WRITTEN EXERCISE -
Note each line of the listing that contains the string "Palm", and copy it.

Data records

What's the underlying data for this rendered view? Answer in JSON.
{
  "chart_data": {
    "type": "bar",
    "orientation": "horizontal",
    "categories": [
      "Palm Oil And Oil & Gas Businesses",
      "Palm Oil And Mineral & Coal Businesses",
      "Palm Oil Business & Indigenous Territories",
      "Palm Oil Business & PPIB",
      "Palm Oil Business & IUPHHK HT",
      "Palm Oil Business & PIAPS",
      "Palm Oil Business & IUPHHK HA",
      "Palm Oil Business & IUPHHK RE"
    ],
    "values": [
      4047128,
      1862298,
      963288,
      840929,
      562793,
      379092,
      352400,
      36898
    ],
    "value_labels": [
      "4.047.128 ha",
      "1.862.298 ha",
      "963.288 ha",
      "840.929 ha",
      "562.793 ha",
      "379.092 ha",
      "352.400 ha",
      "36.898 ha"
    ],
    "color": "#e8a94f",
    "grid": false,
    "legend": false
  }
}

SOLUTION BELOW -
      "Palm Oil And Oil & Gas Businesses",
      "Palm Oil And Mineral & Coal Businesses",
      "Palm Oil Business & Indigenous Territories",
      "Palm Oil Business & PPIB",
      "Palm Oil Business & IUPHHK HT",
      "Palm Oil Business & PIAPS",
      "Palm Oil Business & IUPHHK HA",
      "Palm Oil Business & IUPHHK RE"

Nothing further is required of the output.